#### [What the exercise asks]
Only the lines from the line containing "Read this page and output its text content." through the final line of the entries should be printed, exactly as given, with the pictures left out.

[Data entries]
* begin *

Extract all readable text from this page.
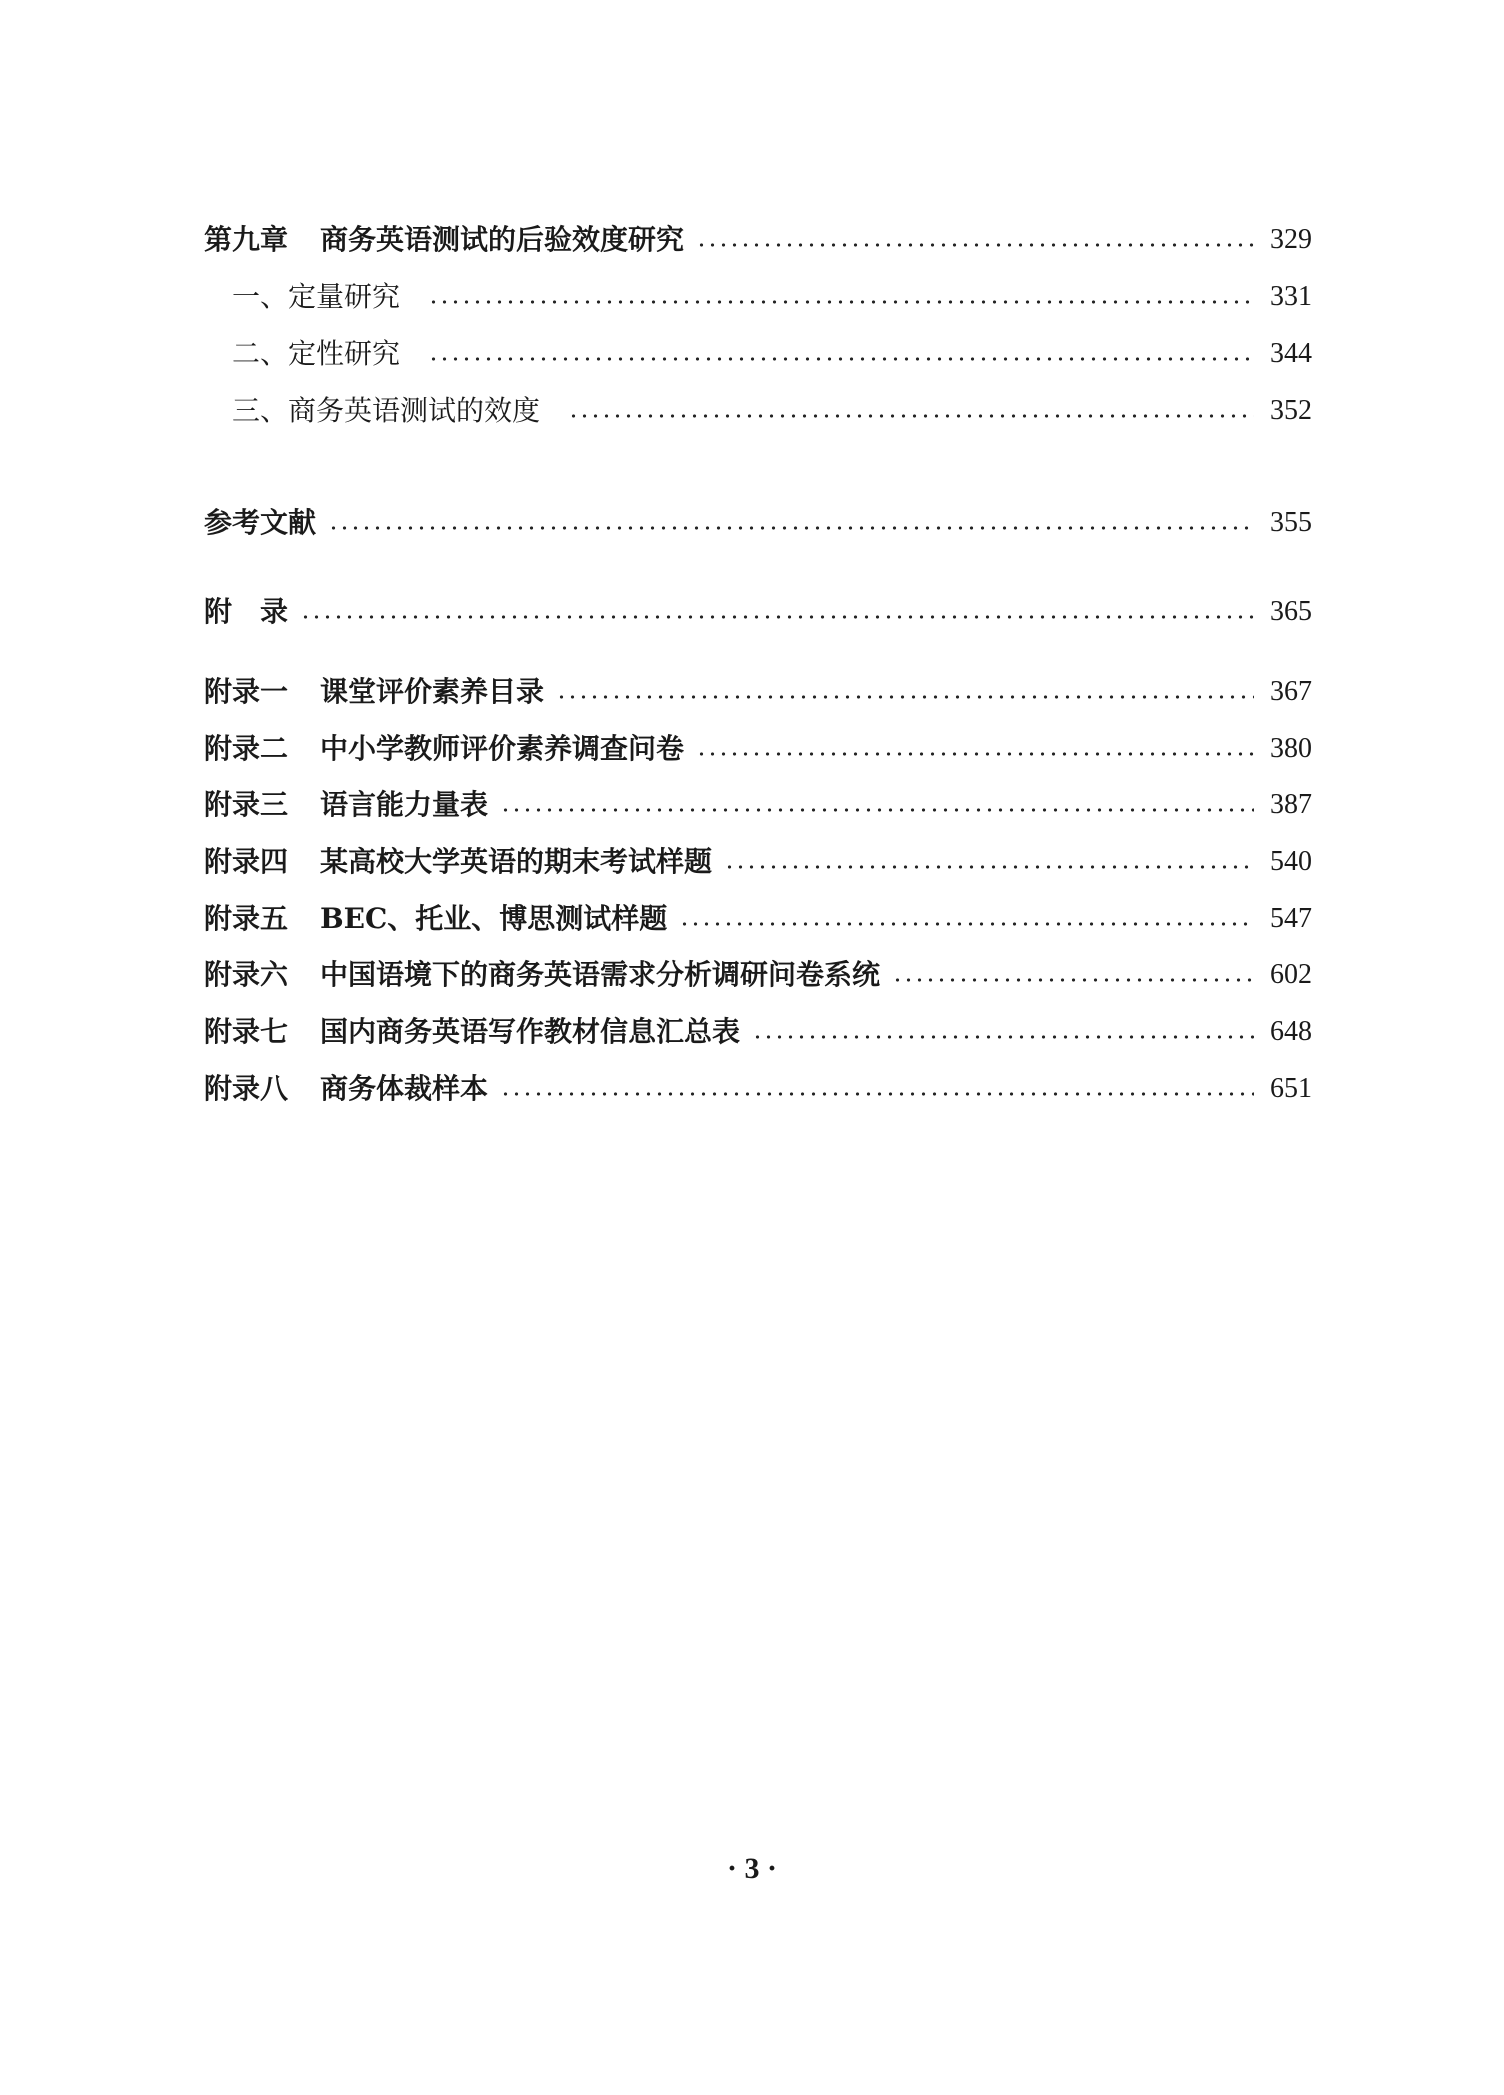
第九章 商务英语测试的后验效度研究	329
一、定量研究	331
二、定性研究	344
三、商务英语测试的效度	352
参考文献	355
附　录	365
附录一 课堂评价素养目录	367
附录二 中小学教师评价素养调查问卷	380
附录三 语言能力量表	387
附录四 某高校大学英语的期末考试样题	540
附录五 BEC、托业、博思测试样题	547
附录六 中国语境下的商务英语需求分析调研问卷系统	602
附录七 国内商务英语写作教材信息汇总表	648
附录八 商务体裁样本	651
· 3 ·
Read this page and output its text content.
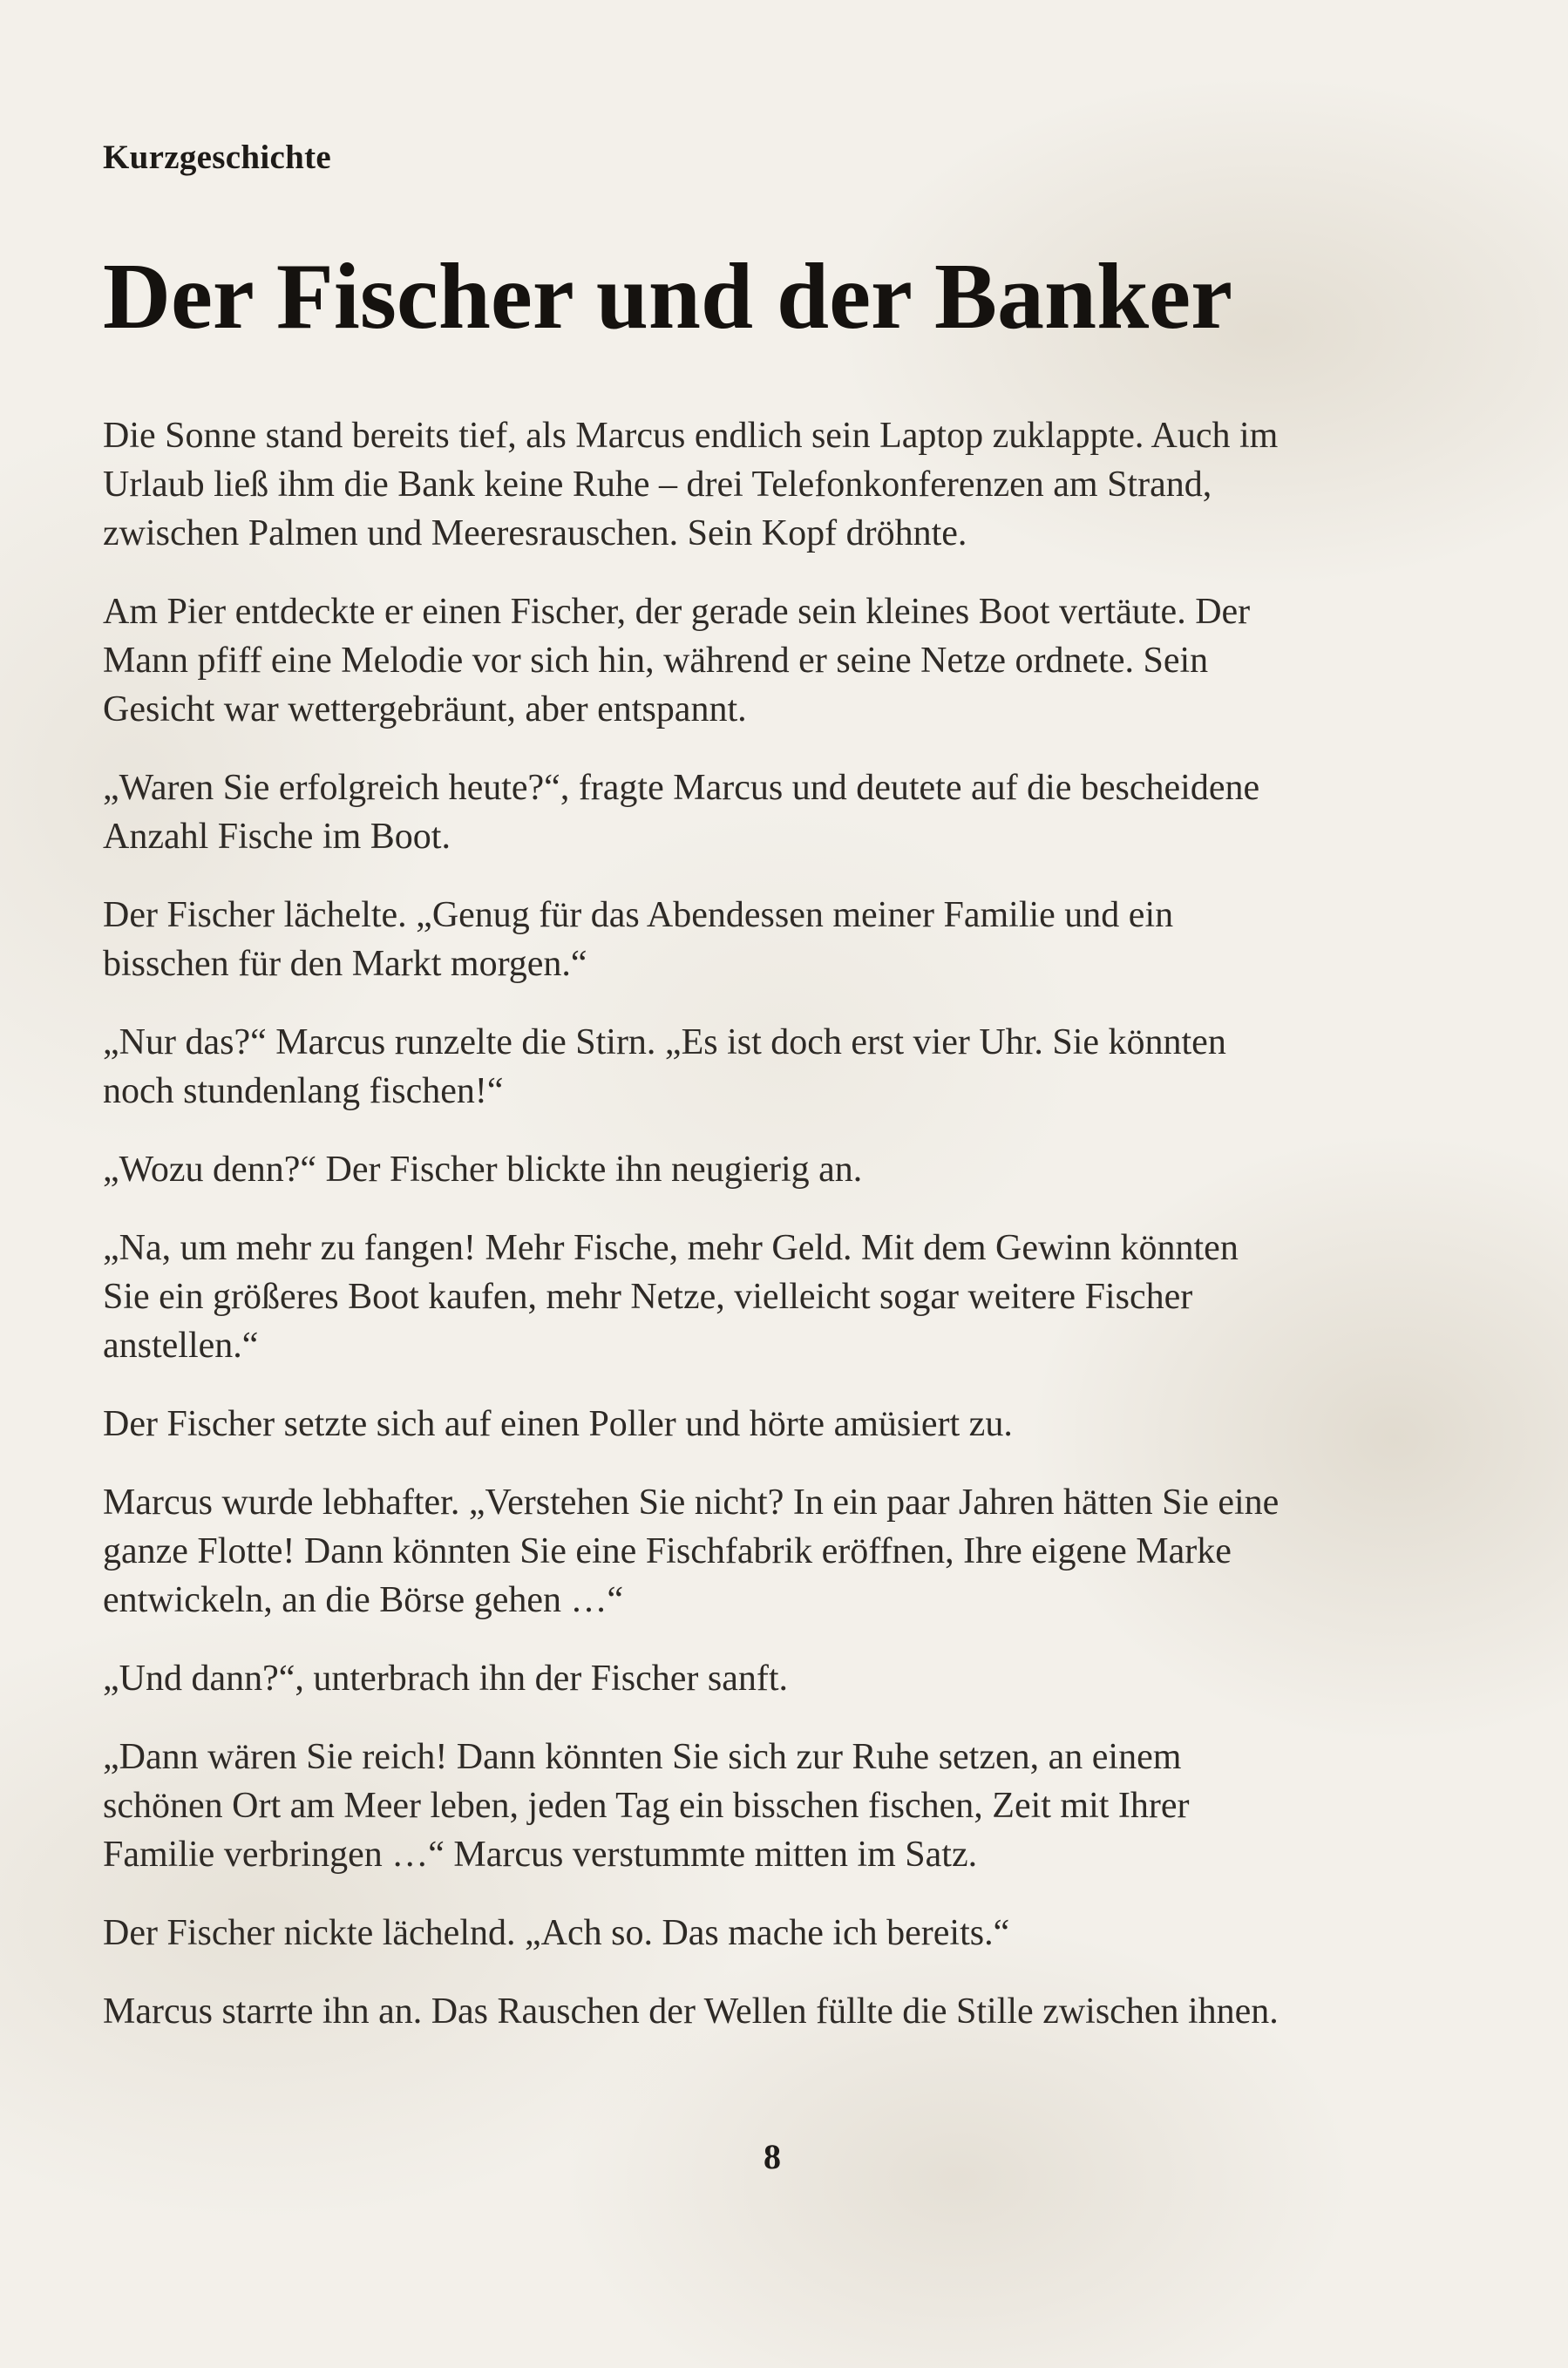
Kurzgeschichte
Der Fischer und der Banker

Die Sonne stand bereits tief, als Marcus endlich sein Laptop zuklappte. Auch im
Urlaub ließ ihm die Bank keine Ruhe – drei Telefonkonferenzen am Strand,
zwischen Palmen und Meeresrauschen. Sein Kopf dröhnte.

Am Pier entdeckte er einen Fischer, der gerade sein kleines Boot vertäute. Der
Mann pfiff eine Melodie vor sich hin, während er seine Netze ordnete. Sein
Gesicht war wettergebräunt, aber entspannt.

„Waren Sie erfolgreich heute?“, fragte Marcus und deutete auf die bescheidene
Anzahl Fische im Boot.

Der Fischer lächelte. „Genug für das Abendessen meiner Familie und ein
bisschen für den Markt morgen.“

„Nur das?“ Marcus runzelte die Stirn. „Es ist doch erst vier Uhr. Sie könnten
noch stundenlang fischen!“

„Wozu denn?“ Der Fischer blickte ihn neugierig an.

„Na, um mehr zu fangen! Mehr Fische, mehr Geld. Mit dem Gewinn könnten
Sie ein größeres Boot kaufen, mehr Netze, vielleicht sogar weitere Fischer
anstellen.“

Der Fischer setzte sich auf einen Poller und hörte amüsiert zu.

Marcus wurde lebhafter. „Verstehen Sie nicht? In ein paar Jahren hätten Sie eine
ganze Flotte! Dann könnten Sie eine Fischfabrik eröffnen, Ihre eigene Marke
entwickeln, an die Börse gehen …“

„Und dann?“, unterbrach ihn der Fischer sanft.

„Dann wären Sie reich! Dann könnten Sie sich zur Ruhe setzen, an einem
schönen Ort am Meer leben, jeden Tag ein bisschen fischen, Zeit mit Ihrer
Familie verbringen …“ Marcus verstummte mitten im Satz.

Der Fischer nickte lächelnd. „Ach so. Das mache ich bereits.“

Marcus starrte ihn an. Das Rauschen der Wellen füllte die Stille zwischen ihnen.

8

* end *

#### [Task answer]
Read this page and output its text content.
Kurzgeschichte
Der Fischer und der Banker

Die Sonne stand bereits tief, als Marcus endlich sein Laptop zuklappte. Auch im
Urlaub ließ ihm die Bank keine Ruhe – drei Telefonkonferenzen am Strand,
zwischen Palmen und Meeresrauschen. Sein Kopf dröhnte.

Am Pier entdeckte er einen Fischer, der gerade sein kleines Boot vertäute. Der
Mann pfiff eine Melodie vor sich hin, während er seine Netze ordnete. Sein
Gesicht war wettergebräunt, aber entspannt.

„Waren Sie erfolgreich heute?“, fragte Marcus und deutete auf die bescheidene
Anzahl Fische im Boot.

Der Fischer lächelte. „Genug für das Abendessen meiner Familie und ein
bisschen für den Markt morgen.“

„Nur das?“ Marcus runzelte die Stirn. „Es ist doch erst vier Uhr. Sie könnten
noch stundenlang fischen!“

„Wozu denn?“ Der Fischer blickte ihn neugierig an.

„Na, um mehr zu fangen! Mehr Fische, mehr Geld. Mit dem Gewinn könnten
Sie ein größeres Boot kaufen, mehr Netze, vielleicht sogar weitere Fischer
anstellen.“

Der Fischer setzte sich auf einen Poller und hörte amüsiert zu.

Marcus wurde lebhafter. „Verstehen Sie nicht? In ein paar Jahren hätten Sie eine
ganze Flotte! Dann könnten Sie eine Fischfabrik eröffnen, Ihre eigene Marke
entwickeln, an die Börse gehen …“

„Und dann?“, unterbrach ihn der Fischer sanft.

„Dann wären Sie reich! Dann könnten Sie sich zur Ruhe setzen, an einem
schönen Ort am Meer leben, jeden Tag ein bisschen fischen, Zeit mit Ihrer
Familie verbringen …“ Marcus verstummte mitten im Satz.

Der Fischer nickte lächelnd. „Ach so. Das mache ich bereits.“

Marcus starrte ihn an. Das Rauschen der Wellen füllte die Stille zwischen ihnen.

8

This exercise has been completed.